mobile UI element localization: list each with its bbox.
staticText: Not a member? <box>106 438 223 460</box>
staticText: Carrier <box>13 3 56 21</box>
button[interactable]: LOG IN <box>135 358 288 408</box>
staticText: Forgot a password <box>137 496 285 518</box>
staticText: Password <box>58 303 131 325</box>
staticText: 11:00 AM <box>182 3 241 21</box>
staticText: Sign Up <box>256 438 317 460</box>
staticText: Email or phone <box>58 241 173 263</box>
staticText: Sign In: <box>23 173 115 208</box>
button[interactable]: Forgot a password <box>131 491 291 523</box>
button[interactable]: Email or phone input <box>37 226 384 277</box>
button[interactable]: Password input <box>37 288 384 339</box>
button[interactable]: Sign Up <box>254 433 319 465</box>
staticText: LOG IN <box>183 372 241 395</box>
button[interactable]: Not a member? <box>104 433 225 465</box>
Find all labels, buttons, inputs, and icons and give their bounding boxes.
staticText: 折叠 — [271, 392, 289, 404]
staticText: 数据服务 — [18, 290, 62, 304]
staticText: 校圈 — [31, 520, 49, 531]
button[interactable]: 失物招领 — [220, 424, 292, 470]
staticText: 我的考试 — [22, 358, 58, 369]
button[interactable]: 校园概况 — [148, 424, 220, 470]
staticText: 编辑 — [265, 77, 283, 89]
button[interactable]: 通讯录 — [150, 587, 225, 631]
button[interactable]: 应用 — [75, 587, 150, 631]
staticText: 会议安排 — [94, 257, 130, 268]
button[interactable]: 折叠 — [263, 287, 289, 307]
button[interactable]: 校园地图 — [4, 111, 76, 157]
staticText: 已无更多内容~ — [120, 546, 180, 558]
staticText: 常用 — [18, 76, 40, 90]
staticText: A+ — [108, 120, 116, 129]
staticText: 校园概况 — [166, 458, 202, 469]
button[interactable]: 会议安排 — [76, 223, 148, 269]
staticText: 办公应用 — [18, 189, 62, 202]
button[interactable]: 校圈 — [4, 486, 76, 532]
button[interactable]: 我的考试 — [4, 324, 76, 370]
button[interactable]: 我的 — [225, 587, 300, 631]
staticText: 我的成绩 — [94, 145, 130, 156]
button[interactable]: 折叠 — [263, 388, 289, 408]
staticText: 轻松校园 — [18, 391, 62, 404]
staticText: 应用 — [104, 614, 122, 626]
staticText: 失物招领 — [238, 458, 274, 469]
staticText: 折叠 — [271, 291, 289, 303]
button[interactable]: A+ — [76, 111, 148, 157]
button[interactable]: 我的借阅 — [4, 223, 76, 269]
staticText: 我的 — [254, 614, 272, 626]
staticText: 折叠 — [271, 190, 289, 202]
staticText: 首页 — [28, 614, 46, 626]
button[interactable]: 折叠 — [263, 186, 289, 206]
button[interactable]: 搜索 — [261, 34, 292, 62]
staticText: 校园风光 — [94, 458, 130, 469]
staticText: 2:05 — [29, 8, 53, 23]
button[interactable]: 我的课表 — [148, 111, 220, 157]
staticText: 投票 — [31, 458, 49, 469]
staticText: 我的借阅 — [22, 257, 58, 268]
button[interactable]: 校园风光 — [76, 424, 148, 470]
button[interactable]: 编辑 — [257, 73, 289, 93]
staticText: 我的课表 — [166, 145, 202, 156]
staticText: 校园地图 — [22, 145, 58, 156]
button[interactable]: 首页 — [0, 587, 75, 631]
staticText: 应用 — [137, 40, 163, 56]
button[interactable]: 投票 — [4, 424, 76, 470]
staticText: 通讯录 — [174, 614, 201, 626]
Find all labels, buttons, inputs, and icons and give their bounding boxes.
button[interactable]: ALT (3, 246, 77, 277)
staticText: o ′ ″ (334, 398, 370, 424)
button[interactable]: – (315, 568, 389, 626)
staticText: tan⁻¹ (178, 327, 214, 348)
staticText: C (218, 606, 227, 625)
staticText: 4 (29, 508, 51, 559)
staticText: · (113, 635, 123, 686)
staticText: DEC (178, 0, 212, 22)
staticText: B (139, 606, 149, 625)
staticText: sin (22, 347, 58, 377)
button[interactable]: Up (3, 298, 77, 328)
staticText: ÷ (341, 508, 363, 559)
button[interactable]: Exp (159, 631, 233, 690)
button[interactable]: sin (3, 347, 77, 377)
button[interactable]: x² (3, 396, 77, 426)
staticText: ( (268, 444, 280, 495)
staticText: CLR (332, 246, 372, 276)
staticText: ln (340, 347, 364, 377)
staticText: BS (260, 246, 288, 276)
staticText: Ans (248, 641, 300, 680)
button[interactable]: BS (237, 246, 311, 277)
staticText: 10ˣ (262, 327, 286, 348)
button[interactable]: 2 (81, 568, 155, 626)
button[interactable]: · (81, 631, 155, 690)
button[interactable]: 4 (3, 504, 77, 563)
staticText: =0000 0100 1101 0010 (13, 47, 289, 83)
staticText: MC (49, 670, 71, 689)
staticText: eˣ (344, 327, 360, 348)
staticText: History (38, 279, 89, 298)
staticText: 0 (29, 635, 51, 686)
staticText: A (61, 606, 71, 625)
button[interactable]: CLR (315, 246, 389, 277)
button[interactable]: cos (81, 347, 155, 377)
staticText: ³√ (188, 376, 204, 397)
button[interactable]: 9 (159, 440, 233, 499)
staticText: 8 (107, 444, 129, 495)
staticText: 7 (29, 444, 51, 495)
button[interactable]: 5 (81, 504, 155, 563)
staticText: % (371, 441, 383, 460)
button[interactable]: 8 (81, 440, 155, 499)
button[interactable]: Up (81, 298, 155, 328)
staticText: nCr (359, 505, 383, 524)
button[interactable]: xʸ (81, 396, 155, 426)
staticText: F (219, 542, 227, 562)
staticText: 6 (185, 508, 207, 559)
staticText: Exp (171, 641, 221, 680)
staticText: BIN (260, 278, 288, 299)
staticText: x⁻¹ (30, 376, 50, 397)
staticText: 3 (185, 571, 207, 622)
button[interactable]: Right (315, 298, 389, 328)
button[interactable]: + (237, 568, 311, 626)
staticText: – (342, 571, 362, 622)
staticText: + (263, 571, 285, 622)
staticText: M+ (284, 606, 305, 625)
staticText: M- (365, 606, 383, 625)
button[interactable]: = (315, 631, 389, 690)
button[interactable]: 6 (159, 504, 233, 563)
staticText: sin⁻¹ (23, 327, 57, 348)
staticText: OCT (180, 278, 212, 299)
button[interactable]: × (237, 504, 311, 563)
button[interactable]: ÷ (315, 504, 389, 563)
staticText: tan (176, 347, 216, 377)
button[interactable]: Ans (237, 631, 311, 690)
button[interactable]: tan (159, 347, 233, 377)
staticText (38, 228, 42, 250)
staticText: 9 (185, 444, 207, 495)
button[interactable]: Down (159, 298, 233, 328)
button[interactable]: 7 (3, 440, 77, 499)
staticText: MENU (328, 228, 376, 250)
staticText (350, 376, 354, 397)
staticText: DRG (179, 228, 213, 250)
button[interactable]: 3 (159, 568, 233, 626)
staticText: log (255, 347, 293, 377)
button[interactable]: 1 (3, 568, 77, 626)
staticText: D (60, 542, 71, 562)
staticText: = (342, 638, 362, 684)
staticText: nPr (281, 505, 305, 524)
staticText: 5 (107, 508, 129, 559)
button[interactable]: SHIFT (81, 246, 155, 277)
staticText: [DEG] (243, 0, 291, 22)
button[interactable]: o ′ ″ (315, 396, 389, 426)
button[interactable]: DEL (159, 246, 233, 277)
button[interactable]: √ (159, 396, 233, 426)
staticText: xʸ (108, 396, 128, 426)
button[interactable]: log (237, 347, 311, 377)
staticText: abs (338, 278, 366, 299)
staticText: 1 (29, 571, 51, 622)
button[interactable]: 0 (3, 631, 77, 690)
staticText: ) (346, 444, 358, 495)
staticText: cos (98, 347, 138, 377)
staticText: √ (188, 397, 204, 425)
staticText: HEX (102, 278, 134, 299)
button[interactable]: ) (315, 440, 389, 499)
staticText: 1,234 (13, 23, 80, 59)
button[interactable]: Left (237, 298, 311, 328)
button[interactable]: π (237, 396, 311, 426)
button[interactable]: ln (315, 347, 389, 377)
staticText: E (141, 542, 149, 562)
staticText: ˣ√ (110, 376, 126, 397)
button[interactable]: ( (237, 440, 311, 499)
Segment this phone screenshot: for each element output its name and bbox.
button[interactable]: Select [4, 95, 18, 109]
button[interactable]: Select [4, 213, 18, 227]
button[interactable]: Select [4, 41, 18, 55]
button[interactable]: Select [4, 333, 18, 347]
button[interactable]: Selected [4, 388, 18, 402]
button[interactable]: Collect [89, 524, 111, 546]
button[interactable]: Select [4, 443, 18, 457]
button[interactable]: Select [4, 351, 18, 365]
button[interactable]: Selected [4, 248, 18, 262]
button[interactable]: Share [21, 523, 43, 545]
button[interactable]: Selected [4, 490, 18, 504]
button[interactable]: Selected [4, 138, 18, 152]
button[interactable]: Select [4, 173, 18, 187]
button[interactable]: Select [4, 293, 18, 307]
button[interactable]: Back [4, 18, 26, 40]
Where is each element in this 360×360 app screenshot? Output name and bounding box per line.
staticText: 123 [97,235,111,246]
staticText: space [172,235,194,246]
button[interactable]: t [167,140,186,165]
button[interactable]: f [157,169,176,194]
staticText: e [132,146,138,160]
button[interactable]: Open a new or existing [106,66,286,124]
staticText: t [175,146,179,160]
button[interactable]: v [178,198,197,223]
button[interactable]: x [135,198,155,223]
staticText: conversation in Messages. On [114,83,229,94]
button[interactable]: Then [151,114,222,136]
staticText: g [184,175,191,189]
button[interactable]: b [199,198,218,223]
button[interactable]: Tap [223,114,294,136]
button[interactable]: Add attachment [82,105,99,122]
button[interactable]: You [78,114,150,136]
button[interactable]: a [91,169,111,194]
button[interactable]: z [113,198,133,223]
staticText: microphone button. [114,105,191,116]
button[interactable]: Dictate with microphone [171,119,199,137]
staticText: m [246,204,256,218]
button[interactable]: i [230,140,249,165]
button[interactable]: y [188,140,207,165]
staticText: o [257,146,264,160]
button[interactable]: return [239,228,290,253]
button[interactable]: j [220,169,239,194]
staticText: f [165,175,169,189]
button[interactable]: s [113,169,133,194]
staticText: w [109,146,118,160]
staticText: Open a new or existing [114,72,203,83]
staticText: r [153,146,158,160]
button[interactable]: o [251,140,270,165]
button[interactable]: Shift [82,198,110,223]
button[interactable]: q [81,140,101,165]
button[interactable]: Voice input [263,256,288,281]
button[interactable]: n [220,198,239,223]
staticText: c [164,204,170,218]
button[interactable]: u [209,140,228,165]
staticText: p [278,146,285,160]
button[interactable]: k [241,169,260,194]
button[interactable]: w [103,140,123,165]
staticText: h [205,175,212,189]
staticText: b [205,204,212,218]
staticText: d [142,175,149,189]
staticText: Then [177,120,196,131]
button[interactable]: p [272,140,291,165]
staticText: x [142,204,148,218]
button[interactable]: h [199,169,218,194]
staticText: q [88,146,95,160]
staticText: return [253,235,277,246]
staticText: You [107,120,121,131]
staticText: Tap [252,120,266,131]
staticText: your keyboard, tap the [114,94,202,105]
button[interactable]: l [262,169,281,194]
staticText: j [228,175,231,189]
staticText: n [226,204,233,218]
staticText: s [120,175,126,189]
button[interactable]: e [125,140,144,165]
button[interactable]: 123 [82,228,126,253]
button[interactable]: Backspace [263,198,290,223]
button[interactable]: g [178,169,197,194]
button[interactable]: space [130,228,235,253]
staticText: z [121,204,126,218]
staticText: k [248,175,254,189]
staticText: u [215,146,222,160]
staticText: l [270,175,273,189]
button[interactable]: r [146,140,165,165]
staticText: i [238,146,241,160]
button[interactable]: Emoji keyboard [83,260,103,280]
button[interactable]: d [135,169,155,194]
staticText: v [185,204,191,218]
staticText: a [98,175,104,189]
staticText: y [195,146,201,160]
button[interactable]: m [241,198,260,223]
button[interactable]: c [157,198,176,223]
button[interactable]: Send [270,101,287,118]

*-*-*

EXERCISE OBJECTIVE> Extract every row that contains the string "each", matching uppercase and lowercase exactly.

RESULT OF THIS TASK>
mobile UI element localization: list each with its bbox.
Segment this phone screenshot: for each element output its name and bbox.
Where is each element in this 360×360 app screenshot? Output name and bounding box per line.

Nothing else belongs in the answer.